<<<<
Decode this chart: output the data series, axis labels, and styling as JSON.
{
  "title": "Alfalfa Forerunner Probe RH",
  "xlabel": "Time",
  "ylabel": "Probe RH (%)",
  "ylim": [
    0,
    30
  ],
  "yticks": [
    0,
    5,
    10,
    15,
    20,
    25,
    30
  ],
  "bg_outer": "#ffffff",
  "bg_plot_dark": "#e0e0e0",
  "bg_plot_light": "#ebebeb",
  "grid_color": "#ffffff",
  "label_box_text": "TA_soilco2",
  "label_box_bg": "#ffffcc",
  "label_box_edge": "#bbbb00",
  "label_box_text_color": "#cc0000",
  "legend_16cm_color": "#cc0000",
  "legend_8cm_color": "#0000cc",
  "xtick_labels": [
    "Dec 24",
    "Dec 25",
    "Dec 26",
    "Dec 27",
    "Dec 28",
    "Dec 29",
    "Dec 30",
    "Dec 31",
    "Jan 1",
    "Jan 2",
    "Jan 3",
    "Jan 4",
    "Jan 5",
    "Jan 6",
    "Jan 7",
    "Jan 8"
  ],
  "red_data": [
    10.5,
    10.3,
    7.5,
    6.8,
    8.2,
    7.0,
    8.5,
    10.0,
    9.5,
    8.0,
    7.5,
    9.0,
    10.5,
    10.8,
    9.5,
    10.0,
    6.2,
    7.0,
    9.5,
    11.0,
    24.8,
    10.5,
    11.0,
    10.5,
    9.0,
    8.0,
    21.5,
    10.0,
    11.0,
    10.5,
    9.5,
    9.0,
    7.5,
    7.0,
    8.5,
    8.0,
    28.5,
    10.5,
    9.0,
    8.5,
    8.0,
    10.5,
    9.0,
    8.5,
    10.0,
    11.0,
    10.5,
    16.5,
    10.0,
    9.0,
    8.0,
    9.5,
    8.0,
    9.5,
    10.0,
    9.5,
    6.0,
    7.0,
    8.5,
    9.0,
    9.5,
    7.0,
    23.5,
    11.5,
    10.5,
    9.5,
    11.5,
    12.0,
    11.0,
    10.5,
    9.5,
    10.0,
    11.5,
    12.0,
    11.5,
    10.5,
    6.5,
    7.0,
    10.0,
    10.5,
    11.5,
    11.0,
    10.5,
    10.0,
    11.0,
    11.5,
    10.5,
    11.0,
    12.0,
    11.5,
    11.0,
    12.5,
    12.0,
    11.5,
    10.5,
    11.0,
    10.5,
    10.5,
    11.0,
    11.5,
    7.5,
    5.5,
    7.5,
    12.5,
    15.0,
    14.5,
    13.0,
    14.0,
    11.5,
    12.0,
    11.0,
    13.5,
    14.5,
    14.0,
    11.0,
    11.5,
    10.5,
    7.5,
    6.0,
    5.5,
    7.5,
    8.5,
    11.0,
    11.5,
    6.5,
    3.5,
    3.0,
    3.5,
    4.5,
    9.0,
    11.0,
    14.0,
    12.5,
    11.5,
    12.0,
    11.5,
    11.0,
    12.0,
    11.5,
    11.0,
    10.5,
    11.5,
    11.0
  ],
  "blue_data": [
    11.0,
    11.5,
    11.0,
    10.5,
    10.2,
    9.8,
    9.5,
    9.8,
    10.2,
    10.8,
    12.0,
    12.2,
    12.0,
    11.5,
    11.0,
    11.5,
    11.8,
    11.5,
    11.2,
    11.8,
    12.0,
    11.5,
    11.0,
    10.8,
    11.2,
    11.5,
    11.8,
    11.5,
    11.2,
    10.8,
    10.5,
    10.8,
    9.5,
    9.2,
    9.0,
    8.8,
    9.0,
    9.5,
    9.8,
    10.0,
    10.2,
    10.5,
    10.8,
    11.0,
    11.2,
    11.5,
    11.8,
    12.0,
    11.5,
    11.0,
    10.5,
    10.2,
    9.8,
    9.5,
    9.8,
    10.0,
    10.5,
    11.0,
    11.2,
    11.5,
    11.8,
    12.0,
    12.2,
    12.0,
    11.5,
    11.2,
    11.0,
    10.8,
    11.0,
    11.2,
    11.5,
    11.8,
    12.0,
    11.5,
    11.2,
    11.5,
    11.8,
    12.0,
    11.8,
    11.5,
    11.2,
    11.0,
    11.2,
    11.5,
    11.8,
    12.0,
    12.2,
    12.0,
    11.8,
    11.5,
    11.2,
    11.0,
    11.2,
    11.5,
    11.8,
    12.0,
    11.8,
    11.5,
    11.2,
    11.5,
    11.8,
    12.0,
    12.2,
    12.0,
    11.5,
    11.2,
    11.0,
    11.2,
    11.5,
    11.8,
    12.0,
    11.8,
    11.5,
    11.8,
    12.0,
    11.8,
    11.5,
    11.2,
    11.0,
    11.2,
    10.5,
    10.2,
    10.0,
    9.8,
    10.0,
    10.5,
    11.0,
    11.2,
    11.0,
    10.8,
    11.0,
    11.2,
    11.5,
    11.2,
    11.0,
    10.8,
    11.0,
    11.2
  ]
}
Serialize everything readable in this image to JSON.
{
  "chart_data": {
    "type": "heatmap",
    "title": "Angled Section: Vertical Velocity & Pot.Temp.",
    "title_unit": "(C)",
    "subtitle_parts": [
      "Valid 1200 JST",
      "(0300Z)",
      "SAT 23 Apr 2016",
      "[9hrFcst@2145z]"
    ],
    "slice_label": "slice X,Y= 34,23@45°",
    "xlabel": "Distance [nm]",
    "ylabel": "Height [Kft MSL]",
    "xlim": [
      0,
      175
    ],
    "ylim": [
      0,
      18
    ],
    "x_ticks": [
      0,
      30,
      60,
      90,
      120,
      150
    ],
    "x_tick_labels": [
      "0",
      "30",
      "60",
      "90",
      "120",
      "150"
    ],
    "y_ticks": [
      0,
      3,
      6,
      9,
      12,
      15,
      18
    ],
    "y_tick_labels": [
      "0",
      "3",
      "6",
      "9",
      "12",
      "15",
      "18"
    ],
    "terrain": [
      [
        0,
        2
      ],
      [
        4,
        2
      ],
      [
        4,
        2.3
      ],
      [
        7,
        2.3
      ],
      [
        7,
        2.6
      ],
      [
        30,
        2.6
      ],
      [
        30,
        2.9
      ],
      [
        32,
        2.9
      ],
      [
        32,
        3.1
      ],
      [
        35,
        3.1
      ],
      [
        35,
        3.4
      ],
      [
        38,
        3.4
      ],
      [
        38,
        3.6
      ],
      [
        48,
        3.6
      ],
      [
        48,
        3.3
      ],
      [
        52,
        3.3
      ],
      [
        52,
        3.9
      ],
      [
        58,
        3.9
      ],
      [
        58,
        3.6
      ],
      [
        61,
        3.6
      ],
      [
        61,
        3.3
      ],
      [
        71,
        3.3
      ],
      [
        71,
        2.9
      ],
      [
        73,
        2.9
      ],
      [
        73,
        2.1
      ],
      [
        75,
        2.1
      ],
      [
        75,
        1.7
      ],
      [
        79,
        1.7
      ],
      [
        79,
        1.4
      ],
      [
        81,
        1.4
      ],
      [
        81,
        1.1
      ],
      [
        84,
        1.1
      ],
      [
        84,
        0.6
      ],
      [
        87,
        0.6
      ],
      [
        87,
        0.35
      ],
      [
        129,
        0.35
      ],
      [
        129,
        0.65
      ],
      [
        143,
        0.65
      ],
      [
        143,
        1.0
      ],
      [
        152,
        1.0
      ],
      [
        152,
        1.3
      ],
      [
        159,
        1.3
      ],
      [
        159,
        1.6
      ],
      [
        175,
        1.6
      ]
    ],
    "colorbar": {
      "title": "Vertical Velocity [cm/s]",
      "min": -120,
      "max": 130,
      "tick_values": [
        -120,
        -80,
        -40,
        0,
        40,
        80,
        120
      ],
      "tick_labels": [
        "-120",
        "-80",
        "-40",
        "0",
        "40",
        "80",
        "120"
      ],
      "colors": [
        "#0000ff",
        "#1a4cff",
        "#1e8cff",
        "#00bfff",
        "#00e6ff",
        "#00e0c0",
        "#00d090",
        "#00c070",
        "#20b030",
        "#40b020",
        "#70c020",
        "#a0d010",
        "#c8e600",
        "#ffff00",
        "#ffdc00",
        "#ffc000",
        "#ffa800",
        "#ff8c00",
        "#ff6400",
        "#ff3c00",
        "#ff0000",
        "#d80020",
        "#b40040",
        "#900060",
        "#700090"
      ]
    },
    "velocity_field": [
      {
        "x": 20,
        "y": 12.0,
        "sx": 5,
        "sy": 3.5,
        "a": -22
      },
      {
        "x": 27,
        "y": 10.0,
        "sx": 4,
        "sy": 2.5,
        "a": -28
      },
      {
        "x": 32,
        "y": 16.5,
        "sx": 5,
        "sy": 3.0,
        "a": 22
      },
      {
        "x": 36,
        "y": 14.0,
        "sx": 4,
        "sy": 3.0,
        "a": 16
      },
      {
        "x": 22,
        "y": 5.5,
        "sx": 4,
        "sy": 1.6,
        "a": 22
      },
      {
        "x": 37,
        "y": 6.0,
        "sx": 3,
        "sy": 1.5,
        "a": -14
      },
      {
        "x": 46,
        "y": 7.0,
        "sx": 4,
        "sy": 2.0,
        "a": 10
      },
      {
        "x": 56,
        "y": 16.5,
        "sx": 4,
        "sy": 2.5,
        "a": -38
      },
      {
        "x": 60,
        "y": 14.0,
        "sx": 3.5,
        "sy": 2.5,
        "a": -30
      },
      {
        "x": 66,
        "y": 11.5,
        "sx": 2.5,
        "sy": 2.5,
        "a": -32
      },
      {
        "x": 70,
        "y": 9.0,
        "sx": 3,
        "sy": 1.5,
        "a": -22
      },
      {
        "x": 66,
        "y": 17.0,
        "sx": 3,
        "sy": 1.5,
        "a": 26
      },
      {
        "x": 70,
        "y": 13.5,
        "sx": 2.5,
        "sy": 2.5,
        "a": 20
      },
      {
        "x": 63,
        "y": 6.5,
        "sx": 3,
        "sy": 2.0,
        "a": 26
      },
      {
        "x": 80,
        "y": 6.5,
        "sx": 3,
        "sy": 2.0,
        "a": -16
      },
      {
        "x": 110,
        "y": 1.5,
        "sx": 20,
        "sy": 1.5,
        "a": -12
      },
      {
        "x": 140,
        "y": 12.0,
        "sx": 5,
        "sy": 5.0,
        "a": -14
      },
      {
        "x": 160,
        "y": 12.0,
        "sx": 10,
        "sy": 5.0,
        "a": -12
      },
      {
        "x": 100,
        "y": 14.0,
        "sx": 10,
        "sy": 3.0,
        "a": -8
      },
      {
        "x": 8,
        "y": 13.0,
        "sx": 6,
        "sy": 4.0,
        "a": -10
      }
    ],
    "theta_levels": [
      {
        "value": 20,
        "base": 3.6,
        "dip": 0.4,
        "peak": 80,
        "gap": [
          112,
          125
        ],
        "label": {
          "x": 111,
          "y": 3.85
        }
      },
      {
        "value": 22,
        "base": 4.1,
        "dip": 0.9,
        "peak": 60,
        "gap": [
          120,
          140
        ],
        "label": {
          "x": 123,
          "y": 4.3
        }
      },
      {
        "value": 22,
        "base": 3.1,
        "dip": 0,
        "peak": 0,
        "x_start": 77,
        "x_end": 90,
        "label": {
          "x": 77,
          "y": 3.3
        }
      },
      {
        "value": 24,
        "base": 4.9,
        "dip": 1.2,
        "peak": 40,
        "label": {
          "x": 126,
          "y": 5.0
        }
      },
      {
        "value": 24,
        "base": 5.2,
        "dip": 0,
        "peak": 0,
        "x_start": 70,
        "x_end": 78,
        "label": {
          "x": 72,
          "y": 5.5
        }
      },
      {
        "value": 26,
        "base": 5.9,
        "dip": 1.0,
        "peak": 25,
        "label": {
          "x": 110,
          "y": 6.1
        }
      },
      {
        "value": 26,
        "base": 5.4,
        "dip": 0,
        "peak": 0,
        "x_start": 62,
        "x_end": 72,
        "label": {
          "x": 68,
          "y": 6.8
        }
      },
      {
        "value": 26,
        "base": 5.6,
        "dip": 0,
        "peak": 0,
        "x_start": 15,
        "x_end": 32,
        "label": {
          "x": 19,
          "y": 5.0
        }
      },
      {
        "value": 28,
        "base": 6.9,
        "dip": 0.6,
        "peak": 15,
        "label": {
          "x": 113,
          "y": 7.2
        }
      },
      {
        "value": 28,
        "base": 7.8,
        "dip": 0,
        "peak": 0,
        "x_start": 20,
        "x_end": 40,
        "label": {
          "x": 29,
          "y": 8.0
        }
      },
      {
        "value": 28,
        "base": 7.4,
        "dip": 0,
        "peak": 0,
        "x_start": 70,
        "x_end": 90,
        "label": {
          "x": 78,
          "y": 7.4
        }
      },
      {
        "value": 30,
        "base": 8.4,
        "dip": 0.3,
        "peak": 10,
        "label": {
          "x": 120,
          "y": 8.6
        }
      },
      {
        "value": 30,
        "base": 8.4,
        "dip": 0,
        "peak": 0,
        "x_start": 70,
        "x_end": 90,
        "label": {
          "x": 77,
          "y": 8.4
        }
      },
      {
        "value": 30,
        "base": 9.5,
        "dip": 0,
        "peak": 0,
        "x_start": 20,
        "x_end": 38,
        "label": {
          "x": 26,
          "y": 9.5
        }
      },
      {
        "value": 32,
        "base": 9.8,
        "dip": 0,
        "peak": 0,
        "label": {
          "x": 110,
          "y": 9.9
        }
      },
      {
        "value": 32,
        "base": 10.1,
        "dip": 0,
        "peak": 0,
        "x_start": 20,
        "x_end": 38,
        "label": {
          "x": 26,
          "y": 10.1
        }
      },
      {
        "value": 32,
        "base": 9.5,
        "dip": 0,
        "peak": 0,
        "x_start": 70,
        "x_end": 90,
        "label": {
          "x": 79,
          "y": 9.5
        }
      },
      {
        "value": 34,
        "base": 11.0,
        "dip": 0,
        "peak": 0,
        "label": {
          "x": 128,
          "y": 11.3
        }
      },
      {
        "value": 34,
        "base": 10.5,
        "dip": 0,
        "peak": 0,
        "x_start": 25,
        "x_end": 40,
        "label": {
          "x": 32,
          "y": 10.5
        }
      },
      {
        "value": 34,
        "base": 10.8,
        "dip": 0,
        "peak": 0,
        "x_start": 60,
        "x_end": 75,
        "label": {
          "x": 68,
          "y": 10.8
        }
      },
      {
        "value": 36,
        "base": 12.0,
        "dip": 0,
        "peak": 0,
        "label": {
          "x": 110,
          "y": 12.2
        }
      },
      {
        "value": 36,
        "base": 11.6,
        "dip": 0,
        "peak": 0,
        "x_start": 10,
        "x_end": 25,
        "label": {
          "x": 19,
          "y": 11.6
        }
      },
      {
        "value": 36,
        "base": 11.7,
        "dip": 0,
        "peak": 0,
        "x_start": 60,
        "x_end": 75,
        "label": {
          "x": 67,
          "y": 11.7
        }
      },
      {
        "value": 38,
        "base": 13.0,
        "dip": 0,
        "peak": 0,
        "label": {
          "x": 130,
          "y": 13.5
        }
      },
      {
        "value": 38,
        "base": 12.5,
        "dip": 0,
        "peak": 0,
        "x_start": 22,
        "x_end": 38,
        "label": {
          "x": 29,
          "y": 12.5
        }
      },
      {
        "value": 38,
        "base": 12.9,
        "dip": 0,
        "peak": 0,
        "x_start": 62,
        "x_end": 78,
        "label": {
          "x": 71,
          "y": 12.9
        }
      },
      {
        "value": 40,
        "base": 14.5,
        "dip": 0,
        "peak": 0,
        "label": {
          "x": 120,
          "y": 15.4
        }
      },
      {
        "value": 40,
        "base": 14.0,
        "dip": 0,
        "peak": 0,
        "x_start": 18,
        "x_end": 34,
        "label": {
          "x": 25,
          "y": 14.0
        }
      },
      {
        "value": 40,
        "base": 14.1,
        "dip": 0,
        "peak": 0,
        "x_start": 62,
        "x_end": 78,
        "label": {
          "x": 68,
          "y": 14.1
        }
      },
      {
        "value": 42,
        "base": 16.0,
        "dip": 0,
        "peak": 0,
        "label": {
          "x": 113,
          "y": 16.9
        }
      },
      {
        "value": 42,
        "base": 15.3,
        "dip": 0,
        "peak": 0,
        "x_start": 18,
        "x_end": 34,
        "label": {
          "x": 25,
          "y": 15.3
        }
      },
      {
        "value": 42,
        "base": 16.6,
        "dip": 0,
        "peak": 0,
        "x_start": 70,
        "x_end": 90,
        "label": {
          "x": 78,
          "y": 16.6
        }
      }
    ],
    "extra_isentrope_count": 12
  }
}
>>>>
The task>
Out of the records, collect only those lines that contain the string "ylabel".

Complete output>
  "ylabel": "Probe RH (%)",
    "ylabel": "Height [Kft MSL]",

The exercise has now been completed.